◆ STATED GOAL:
Using the listing below, select the lines with the word "국민의힘" and copy them.

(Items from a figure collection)
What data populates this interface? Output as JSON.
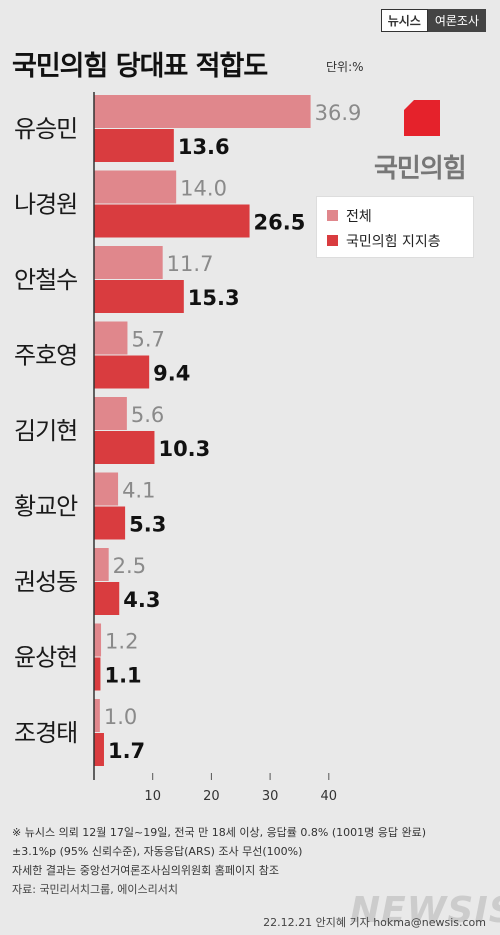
{
  "brand": {
    "agency": "뉴시스",
    "section": "여론조사"
  },
  "title": "국민의힘 당대표 적합도",
  "unit": "단위:%",
  "logo_text": "국민의힘",
  "colors": {
    "overall": "#e0878c",
    "supporters": "#d93c3f",
    "logo": "#e5222b"
  },
  "chart_data": {
    "type": "bar",
    "orientation": "horizontal",
    "categories": [
      "유승민",
      "나경원",
      "안철수",
      "주호영",
      "김기현",
      "황교안",
      "권성동",
      "윤상현",
      "조경태"
    ],
    "series": [
      {
        "name": "전체",
        "values": [
          36.9,
          14.0,
          11.7,
          5.7,
          5.6,
          4.1,
          2.5,
          1.2,
          1.0
        ]
      },
      {
        "name": "국민의힘 지지층",
        "values": [
          13.6,
          26.5,
          15.3,
          9.4,
          10.3,
          5.3,
          4.3,
          1.1,
          1.7
        ]
      }
    ],
    "x_ticks": [
      10,
      20,
      30,
      40
    ],
    "xlim": [
      0,
      40
    ],
    "legend_position": "right"
  },
  "notes": [
    "※ 뉴시스 의뢰 12월 17일~19일, 전국 만 18세 이상, 응답률 0.8% (1001명 응답 완료)",
    "±3.1%p (95% 신뢰수준), 자동응답(ARS) 조사 무선(100%)",
    "자세한 결과는 중앙선거여론조사심의위원회 홈페이지 참조",
    "자료: 국민리서치그룹, 에이스리서치"
  ],
  "footer": "22.12.21 안지혜 기자 hokma@newsis.com",
  "watermark": "NEWSIS"
}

◆ TASK RESPONSE:
  "title": "국민의힘 당대표 적합도",
  "logo_text": "국민의힘",
        "name": "국민의힘 지지층",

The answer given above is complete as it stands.